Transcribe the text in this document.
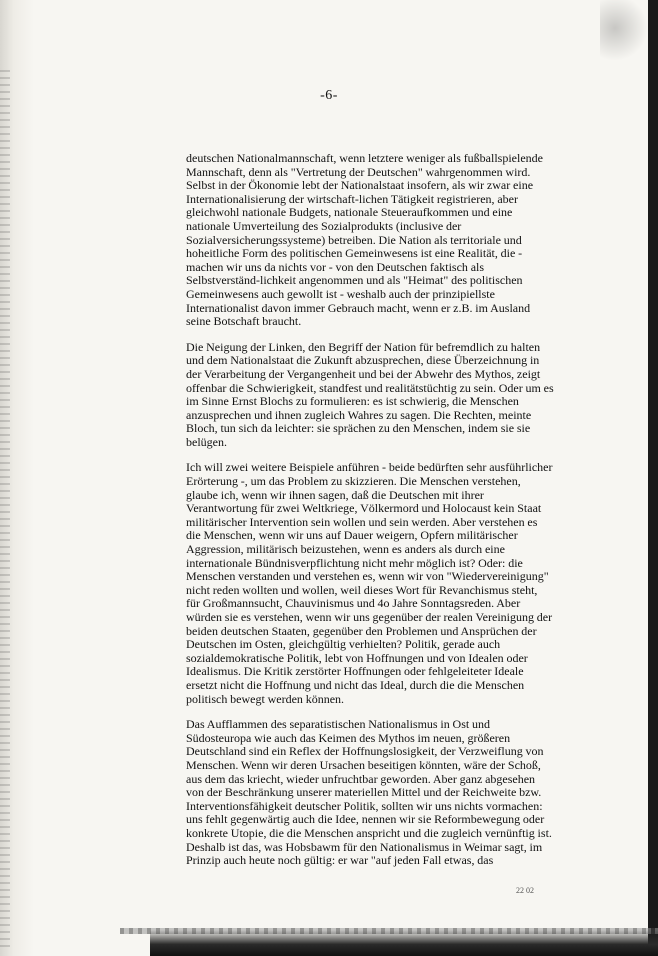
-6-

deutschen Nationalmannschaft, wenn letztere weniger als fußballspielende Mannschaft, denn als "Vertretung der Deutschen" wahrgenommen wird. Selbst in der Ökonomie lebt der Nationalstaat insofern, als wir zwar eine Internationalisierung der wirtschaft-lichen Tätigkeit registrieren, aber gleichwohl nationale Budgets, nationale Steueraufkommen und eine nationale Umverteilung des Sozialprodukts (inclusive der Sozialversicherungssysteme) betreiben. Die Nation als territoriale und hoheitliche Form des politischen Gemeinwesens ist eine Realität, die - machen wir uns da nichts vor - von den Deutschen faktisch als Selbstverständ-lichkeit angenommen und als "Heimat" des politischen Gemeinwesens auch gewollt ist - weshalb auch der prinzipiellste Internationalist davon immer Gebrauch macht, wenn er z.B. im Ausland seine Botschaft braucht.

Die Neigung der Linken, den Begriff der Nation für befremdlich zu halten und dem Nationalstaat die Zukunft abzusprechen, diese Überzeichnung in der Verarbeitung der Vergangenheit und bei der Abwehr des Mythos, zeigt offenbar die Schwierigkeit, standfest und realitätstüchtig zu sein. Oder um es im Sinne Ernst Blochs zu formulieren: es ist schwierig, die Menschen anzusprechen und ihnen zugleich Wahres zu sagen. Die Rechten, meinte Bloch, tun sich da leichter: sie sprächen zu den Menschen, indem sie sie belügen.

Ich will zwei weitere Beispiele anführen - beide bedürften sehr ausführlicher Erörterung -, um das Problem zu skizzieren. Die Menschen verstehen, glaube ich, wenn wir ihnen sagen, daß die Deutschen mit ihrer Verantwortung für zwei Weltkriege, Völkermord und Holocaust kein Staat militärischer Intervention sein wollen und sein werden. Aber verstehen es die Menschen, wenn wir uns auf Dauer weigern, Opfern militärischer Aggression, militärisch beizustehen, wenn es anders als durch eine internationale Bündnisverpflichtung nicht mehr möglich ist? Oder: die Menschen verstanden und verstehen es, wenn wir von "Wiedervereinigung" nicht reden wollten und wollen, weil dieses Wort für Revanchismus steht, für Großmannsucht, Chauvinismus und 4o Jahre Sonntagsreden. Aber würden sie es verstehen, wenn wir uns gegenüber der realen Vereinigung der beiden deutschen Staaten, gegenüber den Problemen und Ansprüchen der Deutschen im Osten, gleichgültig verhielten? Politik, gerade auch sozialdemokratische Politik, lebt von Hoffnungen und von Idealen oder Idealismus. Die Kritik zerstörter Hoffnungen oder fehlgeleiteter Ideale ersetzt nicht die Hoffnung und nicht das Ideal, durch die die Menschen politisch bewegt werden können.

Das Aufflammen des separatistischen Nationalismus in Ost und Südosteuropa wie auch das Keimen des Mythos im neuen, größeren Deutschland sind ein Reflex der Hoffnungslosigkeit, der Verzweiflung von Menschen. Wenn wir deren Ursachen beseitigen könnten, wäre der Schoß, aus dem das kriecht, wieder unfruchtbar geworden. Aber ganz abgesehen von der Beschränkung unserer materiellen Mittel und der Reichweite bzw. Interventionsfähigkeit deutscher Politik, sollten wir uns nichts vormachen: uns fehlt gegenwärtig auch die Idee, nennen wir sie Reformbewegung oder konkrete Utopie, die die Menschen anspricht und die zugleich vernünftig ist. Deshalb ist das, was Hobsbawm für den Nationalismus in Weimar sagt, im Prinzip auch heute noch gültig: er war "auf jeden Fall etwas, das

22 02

——————

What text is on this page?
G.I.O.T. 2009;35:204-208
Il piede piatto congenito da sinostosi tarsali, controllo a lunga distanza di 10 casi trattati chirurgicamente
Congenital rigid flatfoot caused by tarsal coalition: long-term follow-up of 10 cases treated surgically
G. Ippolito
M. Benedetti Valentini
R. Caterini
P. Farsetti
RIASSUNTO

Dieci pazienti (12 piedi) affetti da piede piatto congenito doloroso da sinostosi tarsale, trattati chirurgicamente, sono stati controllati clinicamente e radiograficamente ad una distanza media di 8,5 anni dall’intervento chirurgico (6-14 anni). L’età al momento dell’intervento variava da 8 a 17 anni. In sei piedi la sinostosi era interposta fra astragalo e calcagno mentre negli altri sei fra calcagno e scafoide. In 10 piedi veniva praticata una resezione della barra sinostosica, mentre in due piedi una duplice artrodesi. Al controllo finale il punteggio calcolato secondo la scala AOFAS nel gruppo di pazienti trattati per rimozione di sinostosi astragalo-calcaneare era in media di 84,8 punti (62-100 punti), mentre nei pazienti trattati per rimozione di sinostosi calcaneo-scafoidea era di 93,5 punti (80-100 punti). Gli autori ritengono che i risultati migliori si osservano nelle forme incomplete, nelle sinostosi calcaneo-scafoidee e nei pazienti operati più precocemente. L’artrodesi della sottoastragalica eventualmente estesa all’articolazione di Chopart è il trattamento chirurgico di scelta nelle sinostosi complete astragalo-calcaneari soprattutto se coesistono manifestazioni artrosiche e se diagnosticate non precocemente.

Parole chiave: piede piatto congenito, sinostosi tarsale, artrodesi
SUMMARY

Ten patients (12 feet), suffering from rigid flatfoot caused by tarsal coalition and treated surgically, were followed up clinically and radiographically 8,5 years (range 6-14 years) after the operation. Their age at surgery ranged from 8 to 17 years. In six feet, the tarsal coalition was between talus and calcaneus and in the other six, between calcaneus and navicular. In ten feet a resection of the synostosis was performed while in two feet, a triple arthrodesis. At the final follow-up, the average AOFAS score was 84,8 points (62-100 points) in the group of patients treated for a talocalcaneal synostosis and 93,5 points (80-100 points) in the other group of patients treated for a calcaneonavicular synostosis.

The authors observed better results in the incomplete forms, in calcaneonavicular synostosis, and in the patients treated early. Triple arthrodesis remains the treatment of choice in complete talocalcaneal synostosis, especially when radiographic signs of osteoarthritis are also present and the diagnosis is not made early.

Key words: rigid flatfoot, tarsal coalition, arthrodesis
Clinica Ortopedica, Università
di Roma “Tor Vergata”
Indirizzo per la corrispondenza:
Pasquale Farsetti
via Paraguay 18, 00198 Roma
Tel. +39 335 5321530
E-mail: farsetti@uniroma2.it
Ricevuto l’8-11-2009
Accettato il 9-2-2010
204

——————

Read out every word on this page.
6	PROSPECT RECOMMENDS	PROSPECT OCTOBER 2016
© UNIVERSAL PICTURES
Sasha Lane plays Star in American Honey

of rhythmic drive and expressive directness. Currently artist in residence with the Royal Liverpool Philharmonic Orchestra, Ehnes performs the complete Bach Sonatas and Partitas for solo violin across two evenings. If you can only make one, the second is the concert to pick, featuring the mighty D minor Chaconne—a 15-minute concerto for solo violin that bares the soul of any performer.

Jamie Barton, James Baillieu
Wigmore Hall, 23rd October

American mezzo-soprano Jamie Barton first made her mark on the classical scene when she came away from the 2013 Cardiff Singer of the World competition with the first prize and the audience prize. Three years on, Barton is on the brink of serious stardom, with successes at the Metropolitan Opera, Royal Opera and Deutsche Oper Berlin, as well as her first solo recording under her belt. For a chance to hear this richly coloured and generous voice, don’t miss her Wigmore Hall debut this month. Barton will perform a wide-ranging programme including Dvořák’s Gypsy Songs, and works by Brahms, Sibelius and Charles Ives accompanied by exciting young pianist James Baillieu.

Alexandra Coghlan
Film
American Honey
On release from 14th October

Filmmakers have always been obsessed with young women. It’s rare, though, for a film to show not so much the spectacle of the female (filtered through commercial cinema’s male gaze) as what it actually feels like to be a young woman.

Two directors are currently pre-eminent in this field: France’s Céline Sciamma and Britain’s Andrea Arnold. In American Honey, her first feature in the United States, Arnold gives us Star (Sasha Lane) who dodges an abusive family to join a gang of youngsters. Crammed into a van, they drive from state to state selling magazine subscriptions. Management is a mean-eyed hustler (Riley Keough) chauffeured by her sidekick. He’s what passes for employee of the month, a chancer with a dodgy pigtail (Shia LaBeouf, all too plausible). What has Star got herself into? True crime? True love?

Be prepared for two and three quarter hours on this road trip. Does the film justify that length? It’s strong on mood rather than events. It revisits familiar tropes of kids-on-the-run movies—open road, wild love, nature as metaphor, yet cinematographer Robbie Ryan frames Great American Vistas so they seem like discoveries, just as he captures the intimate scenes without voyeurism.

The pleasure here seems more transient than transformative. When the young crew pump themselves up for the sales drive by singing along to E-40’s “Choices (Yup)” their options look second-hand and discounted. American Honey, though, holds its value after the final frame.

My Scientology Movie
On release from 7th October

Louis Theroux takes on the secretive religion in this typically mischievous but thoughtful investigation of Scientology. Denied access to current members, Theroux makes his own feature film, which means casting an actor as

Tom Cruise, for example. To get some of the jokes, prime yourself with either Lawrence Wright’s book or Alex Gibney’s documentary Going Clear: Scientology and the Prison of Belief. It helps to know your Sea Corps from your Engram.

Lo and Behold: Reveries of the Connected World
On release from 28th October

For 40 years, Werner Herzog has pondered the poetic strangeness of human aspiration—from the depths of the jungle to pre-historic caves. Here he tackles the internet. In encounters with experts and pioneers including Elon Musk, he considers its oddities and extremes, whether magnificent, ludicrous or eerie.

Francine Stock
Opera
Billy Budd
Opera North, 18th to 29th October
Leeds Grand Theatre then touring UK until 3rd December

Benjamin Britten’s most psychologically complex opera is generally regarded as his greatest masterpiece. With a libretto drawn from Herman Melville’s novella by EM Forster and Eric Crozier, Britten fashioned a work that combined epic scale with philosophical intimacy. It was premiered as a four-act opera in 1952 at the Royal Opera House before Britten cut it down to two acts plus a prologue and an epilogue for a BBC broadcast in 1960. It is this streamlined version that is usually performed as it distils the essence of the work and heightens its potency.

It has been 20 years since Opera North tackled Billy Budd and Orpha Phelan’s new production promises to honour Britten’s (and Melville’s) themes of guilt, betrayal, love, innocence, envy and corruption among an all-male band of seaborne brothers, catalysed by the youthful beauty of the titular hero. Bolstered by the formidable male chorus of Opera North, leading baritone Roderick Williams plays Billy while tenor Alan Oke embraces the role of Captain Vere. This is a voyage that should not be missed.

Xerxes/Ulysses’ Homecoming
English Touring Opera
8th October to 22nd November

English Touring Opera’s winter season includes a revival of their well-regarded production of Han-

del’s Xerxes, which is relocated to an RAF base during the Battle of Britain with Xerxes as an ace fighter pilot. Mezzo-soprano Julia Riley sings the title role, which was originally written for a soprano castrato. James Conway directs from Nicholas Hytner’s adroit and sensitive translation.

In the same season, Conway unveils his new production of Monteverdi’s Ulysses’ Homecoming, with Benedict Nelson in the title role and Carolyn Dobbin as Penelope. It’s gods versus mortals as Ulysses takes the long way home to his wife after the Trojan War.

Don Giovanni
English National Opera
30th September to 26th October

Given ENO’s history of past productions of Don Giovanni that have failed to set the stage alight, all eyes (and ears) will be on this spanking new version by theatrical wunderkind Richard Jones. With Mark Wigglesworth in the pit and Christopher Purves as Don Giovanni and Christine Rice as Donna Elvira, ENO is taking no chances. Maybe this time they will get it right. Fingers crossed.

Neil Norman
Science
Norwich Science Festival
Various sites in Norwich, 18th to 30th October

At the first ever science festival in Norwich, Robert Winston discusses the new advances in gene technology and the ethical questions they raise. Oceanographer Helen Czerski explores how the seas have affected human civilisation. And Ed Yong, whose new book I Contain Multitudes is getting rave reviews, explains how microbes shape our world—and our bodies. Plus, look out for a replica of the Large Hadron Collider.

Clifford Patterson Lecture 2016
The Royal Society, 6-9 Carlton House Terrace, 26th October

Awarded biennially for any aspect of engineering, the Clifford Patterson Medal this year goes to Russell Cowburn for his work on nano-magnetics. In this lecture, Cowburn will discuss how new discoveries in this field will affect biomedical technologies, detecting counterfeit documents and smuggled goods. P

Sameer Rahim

——————

[Work order]:
Search the entries for "page" and copy out each line that has it.

[Exercise answer]:
What text is on this page?
Read out every word on this page.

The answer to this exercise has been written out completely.